GOAL:
Look through the data below. Collect every line where the word "Translate" occurs.
—————
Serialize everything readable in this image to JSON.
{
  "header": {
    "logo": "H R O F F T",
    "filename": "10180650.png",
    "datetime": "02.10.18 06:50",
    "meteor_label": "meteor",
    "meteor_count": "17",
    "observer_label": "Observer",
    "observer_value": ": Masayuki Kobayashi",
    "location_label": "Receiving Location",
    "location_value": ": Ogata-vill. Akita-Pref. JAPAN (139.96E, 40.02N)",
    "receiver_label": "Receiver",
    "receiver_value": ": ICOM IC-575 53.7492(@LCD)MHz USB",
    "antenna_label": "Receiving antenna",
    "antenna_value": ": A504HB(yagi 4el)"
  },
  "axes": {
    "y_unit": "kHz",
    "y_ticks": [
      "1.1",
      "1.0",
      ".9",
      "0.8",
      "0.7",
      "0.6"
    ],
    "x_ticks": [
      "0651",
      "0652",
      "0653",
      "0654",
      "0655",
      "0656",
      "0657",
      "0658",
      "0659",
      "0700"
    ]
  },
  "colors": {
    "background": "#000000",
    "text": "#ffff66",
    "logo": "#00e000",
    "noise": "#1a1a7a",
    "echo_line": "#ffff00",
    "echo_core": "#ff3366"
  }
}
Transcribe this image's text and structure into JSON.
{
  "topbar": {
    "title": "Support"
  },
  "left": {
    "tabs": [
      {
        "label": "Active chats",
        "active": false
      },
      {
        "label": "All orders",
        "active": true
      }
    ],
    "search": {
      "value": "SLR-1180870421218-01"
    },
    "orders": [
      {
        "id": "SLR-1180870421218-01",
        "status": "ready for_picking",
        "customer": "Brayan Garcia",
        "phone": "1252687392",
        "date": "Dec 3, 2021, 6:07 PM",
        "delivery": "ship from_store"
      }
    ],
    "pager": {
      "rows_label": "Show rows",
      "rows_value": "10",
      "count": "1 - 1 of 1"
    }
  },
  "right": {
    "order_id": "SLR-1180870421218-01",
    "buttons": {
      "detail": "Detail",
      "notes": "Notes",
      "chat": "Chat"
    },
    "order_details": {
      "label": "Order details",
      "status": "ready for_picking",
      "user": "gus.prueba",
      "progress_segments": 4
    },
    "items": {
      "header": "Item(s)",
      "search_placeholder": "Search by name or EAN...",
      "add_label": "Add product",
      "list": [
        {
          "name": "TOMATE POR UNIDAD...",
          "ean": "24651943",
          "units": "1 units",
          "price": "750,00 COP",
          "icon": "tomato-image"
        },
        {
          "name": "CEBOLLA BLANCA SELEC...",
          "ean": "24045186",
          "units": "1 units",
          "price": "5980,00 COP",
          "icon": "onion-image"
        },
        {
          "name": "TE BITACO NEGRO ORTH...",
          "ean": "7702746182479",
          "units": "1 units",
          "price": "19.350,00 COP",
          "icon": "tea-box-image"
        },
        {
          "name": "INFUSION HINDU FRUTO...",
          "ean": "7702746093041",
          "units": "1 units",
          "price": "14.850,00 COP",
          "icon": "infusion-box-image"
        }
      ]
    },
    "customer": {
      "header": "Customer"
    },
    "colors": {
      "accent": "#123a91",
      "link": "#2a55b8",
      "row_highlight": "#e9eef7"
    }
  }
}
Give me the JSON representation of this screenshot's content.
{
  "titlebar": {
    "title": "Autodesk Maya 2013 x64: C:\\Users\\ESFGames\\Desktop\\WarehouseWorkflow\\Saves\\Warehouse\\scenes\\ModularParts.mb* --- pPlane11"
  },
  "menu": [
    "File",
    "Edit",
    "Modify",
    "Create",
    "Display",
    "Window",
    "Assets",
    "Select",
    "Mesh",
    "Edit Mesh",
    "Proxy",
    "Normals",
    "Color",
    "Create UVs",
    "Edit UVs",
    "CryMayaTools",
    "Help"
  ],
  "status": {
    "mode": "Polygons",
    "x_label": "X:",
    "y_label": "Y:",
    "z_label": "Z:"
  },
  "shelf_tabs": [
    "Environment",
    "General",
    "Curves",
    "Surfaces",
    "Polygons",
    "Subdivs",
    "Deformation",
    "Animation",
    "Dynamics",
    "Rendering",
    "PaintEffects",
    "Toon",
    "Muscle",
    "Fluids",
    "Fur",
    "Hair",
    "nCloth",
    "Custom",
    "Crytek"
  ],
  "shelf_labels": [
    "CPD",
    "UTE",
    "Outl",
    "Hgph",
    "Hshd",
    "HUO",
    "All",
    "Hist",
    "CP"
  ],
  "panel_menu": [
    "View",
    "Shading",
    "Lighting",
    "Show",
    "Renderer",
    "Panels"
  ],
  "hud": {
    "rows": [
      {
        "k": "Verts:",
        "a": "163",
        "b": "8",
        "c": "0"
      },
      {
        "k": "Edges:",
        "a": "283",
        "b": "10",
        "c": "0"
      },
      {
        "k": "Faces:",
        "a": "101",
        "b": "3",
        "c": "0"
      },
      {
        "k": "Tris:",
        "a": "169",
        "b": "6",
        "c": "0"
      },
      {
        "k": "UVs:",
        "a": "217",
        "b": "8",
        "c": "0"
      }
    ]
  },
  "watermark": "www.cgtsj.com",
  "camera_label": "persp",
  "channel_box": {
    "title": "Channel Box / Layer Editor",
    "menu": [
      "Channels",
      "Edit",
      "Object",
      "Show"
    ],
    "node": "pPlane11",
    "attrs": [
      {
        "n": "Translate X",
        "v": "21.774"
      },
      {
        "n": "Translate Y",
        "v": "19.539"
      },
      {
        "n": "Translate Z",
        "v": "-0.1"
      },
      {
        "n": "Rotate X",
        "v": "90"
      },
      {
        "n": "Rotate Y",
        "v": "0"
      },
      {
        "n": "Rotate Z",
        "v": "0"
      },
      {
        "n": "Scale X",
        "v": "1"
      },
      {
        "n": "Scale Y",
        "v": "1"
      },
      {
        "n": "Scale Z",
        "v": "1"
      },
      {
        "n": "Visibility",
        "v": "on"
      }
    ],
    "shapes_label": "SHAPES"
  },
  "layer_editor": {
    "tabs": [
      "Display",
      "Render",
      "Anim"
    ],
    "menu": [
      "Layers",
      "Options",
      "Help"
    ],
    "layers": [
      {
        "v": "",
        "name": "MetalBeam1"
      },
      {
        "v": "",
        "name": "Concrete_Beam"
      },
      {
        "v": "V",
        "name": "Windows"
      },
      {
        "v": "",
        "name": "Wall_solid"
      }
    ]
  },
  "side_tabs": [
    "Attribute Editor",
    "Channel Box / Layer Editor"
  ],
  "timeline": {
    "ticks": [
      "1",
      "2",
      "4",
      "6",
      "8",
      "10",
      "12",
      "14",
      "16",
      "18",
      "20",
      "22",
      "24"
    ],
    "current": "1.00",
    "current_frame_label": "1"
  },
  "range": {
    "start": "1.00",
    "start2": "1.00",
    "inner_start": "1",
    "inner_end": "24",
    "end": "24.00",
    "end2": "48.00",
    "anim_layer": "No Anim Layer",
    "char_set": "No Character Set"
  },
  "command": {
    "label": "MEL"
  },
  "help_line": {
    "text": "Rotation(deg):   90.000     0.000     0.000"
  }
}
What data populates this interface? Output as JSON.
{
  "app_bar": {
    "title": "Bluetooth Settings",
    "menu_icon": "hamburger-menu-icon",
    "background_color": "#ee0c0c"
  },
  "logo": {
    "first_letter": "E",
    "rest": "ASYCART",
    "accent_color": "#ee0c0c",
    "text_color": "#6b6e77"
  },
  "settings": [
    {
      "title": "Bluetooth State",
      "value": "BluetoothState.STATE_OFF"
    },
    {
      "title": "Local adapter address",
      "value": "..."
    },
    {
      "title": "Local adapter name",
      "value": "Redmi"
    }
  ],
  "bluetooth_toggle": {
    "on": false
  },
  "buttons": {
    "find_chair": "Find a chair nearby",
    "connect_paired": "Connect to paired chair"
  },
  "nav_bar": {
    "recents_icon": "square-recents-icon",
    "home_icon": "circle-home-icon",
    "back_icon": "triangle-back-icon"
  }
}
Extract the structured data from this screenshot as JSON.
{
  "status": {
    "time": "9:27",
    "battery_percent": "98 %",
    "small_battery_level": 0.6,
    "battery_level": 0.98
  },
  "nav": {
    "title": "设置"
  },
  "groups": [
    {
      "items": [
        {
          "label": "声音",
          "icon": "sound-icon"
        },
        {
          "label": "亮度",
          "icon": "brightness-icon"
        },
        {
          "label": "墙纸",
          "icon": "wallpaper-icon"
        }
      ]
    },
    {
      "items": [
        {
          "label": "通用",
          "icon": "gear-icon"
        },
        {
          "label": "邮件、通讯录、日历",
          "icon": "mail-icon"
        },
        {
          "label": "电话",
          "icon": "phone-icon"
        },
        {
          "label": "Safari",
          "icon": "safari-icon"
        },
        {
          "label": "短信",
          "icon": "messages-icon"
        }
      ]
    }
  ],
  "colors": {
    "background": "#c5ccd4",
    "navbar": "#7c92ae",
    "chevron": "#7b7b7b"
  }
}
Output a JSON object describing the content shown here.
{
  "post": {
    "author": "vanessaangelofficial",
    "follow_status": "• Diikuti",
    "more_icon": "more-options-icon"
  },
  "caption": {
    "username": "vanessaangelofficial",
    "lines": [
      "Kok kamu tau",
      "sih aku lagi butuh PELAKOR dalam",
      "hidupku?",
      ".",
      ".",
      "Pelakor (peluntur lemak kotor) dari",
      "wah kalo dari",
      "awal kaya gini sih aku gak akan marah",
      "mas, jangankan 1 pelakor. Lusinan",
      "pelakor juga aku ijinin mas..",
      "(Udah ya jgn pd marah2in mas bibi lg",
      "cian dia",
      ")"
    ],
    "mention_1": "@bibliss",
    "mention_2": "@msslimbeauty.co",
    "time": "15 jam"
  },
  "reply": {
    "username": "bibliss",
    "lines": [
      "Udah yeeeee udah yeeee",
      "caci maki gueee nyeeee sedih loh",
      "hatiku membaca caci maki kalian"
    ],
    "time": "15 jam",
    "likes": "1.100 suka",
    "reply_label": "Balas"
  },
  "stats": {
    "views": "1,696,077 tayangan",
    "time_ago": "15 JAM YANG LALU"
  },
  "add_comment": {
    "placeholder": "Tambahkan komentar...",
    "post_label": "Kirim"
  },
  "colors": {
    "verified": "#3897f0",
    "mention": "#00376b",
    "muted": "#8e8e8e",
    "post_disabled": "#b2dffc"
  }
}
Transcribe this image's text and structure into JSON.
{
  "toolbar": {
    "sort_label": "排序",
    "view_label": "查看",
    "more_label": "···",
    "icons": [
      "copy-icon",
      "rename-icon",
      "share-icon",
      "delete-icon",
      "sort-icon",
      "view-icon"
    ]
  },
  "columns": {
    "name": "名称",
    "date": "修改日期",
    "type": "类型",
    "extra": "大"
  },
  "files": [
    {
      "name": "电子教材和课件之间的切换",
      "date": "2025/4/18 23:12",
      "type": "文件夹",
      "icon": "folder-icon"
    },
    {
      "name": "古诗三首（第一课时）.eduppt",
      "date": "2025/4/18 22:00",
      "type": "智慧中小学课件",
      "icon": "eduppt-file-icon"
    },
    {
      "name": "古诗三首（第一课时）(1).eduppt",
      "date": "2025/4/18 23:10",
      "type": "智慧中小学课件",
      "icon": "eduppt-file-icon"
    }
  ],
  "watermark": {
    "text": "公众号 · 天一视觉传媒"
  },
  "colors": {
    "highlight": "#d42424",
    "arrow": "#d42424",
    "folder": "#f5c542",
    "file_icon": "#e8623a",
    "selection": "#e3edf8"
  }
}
—————
TASK RESULT:
        "n": "Translate X",
        "n": "Translate Y",
        "n": "Translate Z",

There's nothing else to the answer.